— Data provided —

--------------------------------------------------

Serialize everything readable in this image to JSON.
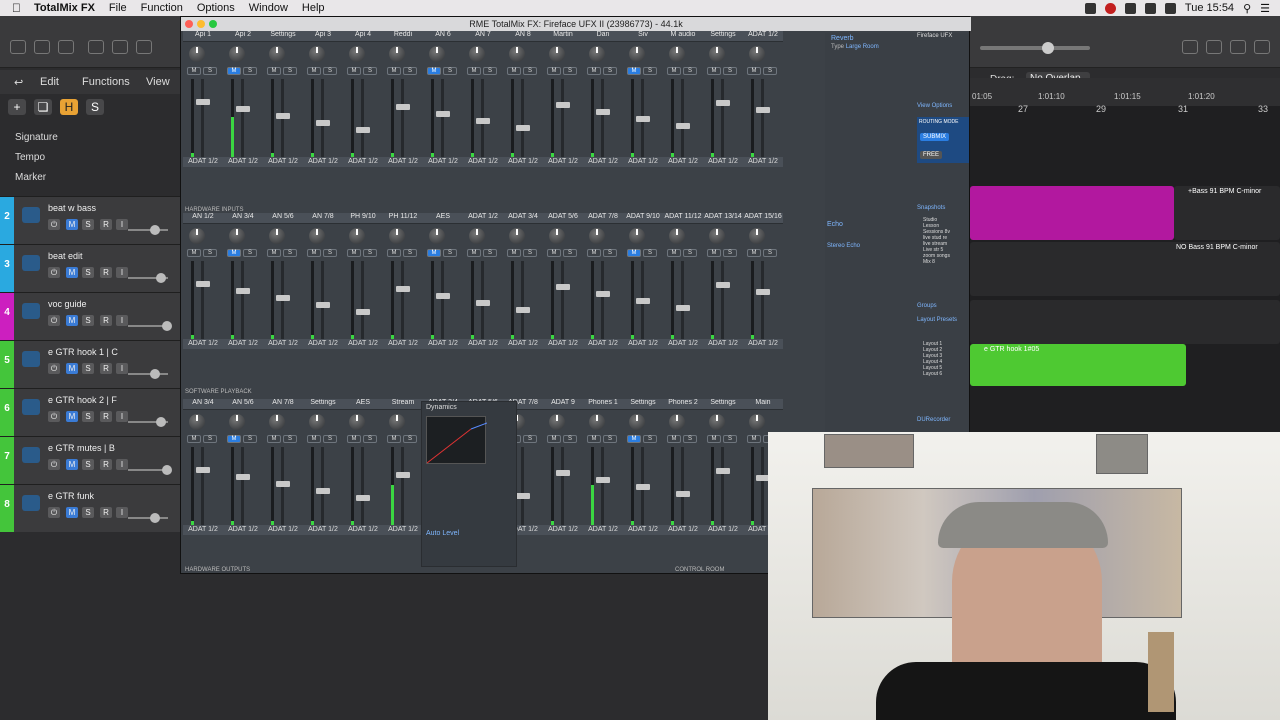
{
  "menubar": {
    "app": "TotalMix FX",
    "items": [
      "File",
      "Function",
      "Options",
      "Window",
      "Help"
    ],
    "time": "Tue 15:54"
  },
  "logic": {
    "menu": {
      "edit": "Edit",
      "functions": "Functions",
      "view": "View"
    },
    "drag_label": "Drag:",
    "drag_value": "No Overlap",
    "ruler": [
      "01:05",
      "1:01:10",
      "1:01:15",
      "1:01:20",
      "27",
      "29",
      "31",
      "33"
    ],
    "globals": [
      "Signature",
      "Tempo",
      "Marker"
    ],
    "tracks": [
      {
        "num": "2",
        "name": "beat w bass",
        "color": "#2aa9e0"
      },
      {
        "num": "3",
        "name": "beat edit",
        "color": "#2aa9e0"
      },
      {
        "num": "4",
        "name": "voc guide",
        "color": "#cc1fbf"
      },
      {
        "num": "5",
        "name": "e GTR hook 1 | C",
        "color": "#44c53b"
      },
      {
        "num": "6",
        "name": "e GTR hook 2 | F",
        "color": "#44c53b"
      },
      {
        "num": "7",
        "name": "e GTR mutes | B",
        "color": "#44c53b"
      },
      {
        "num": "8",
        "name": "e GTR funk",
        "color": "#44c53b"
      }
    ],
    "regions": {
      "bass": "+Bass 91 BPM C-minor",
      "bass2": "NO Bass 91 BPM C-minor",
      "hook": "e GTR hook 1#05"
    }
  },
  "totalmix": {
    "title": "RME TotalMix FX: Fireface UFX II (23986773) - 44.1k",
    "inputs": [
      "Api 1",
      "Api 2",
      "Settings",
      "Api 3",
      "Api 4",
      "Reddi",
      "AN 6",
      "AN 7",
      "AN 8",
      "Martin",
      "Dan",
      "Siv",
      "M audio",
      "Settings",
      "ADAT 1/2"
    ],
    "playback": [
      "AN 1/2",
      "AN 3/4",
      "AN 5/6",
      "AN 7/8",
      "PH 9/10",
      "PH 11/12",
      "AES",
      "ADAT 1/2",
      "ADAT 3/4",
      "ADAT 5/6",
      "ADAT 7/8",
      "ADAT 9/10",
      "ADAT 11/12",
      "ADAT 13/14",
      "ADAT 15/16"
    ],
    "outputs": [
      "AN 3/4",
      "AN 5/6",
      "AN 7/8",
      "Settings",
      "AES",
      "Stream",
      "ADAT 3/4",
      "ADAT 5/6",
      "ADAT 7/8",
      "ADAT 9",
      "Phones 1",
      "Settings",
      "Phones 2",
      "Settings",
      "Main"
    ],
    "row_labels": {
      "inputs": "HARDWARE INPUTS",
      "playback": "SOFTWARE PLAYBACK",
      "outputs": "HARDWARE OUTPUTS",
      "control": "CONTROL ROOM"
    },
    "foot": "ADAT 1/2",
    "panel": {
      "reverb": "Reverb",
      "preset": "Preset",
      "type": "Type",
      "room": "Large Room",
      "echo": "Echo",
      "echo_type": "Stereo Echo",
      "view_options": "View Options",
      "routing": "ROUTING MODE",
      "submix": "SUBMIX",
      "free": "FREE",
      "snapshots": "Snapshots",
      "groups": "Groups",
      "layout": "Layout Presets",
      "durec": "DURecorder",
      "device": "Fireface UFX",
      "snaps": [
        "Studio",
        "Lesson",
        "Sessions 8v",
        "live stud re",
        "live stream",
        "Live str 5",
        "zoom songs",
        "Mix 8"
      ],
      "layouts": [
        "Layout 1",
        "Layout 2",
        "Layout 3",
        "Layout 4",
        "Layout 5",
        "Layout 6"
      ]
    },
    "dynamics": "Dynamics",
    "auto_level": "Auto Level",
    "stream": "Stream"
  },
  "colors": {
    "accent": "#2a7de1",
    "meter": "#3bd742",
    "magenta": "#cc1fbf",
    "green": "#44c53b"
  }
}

--------------------------------------------------

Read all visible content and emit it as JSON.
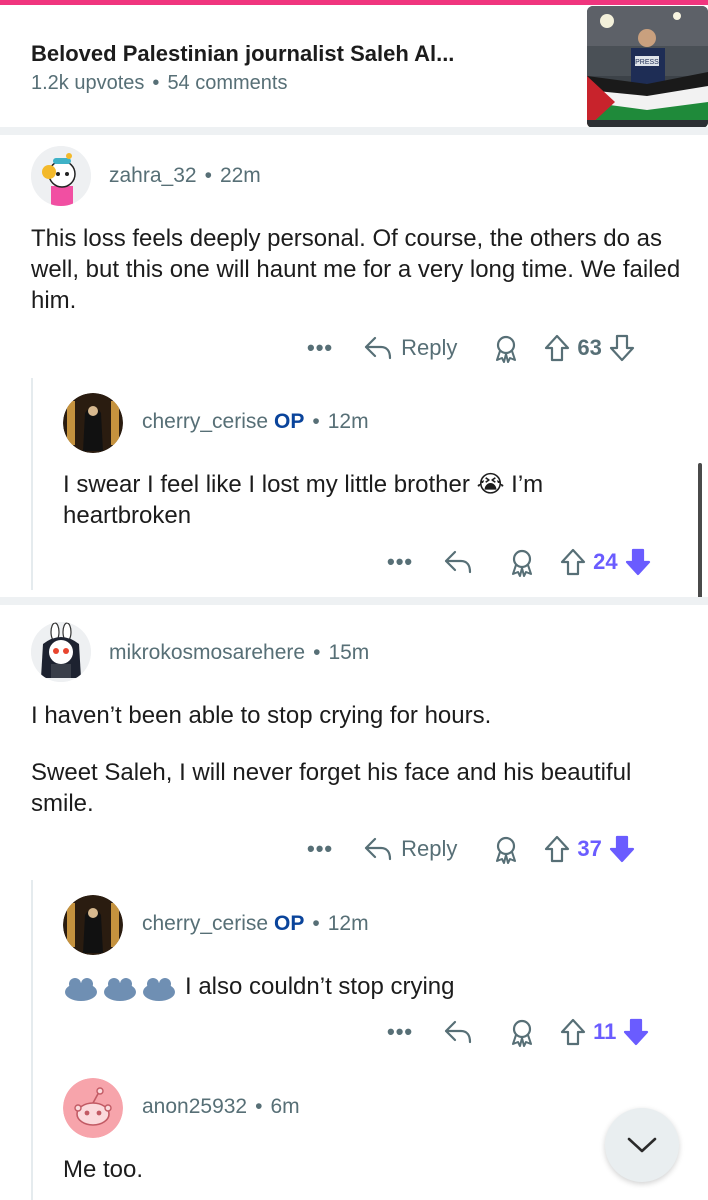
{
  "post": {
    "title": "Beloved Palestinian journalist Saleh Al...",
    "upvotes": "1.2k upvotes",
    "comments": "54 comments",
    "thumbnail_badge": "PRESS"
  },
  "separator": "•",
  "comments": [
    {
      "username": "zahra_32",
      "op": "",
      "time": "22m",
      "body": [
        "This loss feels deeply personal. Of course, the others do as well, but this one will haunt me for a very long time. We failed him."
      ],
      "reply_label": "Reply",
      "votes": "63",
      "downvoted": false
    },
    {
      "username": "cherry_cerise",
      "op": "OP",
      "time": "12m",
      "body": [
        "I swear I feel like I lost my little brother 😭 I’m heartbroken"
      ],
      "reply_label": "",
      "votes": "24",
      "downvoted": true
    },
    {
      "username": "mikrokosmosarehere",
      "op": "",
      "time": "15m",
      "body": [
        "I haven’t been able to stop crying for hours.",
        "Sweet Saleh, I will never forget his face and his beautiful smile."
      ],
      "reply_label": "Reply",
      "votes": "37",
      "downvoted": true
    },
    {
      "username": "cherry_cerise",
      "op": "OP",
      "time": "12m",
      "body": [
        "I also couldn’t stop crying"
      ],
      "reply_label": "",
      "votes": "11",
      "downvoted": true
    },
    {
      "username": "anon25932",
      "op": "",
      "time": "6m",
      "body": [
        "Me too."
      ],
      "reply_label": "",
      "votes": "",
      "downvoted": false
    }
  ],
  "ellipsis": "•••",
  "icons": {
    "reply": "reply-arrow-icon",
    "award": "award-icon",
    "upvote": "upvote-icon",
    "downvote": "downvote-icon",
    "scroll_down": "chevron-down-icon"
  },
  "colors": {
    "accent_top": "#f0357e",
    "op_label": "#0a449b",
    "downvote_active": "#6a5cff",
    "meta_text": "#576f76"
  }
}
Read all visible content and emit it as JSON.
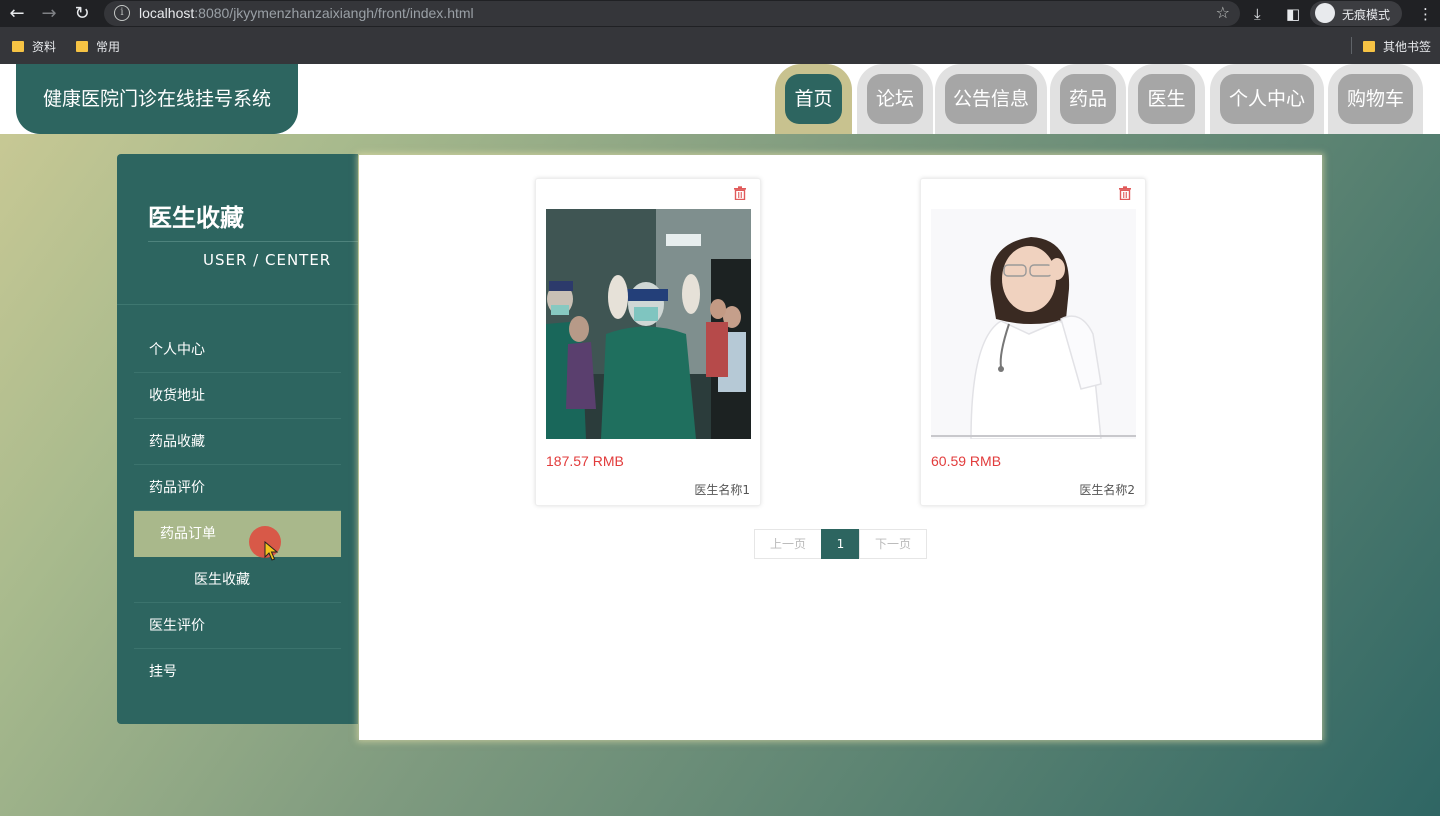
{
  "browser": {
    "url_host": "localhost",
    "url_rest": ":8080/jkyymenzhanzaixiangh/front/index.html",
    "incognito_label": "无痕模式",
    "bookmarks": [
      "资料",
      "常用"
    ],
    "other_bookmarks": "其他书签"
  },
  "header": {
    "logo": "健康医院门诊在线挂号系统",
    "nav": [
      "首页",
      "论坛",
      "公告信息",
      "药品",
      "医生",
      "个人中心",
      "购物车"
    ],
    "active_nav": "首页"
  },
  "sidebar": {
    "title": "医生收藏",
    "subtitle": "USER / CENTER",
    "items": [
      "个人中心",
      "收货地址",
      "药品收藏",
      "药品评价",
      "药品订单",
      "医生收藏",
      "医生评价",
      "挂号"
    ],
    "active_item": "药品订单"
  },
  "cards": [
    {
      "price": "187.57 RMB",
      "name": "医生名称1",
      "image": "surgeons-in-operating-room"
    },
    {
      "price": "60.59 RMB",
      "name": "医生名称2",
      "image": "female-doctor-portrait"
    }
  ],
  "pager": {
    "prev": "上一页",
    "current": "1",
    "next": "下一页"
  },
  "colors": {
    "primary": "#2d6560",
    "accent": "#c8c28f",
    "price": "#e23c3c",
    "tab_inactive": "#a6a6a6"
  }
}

--------------------------------------------------

— Given task —
Scan the material above. Return every line containing the string "image".

— Full response —
Serialize everything readable in this image to JSON.
      "image": "surgeons-in-operating-room"
      "image": "female-doctor-portrait"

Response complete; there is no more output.